**PROBLEM:** Show all lines of the listing that hold the word "Fund".

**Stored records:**
>> begin
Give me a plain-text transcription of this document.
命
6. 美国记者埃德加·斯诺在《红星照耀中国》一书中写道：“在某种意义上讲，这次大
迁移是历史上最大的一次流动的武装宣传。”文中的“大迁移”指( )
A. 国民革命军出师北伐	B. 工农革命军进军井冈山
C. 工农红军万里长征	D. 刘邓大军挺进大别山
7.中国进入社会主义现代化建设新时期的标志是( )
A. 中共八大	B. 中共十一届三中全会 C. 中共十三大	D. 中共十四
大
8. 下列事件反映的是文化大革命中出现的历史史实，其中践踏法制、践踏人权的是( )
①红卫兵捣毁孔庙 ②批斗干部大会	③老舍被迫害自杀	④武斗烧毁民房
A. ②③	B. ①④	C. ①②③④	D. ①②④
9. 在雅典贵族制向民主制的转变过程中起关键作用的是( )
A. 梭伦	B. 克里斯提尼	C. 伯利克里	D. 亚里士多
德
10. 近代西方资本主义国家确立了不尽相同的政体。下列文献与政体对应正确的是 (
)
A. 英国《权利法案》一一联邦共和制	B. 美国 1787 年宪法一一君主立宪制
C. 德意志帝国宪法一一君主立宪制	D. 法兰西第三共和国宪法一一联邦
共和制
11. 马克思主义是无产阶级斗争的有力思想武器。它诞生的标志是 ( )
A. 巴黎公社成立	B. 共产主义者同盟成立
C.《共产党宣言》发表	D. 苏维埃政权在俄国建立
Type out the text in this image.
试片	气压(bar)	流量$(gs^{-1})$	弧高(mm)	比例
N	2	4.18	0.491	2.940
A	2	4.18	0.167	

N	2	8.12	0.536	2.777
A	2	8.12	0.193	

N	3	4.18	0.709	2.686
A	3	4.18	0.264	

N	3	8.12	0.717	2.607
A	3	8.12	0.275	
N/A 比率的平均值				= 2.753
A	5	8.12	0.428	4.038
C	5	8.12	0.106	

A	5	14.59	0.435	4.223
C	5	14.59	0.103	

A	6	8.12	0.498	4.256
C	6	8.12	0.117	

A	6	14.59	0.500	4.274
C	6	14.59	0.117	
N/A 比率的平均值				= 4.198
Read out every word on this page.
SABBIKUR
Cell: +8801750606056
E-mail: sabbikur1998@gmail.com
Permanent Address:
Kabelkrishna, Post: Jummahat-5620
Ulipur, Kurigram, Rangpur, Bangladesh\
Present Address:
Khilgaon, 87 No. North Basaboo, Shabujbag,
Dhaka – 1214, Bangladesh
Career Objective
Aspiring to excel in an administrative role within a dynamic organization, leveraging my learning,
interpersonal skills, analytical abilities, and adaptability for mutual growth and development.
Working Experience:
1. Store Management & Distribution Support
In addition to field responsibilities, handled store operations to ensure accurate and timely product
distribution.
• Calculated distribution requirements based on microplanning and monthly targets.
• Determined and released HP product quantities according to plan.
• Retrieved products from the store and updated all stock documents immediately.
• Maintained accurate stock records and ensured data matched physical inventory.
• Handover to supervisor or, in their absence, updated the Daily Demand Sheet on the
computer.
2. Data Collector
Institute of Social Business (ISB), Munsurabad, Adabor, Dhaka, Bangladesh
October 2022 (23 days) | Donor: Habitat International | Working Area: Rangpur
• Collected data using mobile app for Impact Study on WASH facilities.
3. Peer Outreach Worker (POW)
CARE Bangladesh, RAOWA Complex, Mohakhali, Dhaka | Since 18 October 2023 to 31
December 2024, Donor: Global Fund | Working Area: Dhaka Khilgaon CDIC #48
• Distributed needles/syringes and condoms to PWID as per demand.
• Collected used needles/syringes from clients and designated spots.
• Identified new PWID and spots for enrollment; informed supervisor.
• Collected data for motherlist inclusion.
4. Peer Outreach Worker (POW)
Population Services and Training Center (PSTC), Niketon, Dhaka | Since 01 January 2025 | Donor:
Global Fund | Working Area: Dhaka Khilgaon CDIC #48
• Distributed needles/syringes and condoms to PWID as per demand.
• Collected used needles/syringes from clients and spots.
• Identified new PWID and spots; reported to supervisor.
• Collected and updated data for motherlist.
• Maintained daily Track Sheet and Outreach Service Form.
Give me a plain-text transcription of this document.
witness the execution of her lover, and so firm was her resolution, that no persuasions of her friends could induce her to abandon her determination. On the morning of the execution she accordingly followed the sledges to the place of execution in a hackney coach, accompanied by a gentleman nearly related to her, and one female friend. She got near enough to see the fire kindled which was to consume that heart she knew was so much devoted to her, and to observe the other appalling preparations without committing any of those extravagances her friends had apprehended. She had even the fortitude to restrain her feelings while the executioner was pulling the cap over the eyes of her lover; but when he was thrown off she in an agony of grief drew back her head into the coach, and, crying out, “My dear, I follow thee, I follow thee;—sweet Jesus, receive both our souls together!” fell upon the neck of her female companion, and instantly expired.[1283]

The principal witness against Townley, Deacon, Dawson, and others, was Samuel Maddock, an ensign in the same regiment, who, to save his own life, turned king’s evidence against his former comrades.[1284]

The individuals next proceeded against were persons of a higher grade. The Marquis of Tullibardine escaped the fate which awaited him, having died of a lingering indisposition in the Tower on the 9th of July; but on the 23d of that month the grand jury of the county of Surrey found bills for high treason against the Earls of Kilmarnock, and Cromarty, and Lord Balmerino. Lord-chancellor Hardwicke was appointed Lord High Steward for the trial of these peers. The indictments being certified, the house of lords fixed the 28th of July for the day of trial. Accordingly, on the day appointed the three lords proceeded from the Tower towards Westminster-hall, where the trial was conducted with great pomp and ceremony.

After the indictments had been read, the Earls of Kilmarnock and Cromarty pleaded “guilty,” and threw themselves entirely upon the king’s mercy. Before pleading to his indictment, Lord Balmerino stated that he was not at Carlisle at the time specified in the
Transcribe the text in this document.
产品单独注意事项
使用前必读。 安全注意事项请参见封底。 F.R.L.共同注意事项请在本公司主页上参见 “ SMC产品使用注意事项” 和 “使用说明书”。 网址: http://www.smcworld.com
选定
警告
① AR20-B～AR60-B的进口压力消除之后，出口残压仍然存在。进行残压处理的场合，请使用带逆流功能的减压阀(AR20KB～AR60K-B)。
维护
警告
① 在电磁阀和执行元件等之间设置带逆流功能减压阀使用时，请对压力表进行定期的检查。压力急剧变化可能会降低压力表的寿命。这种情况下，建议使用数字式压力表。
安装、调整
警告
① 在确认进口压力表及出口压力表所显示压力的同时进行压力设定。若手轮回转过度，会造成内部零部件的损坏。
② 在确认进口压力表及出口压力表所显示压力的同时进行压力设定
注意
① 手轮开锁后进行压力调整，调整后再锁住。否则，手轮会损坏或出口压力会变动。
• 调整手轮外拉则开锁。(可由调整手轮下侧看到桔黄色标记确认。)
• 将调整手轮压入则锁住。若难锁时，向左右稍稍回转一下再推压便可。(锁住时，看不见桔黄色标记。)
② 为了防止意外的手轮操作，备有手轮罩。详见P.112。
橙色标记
>> end
**SOLUTION TO THIS PROBLEM:**
December 2024, Donor: Global Fund | Working Area: Dhaka Khilgaon CDIC #48
Global Fund | Working Area: Dhaka Khilgaon CDIC #48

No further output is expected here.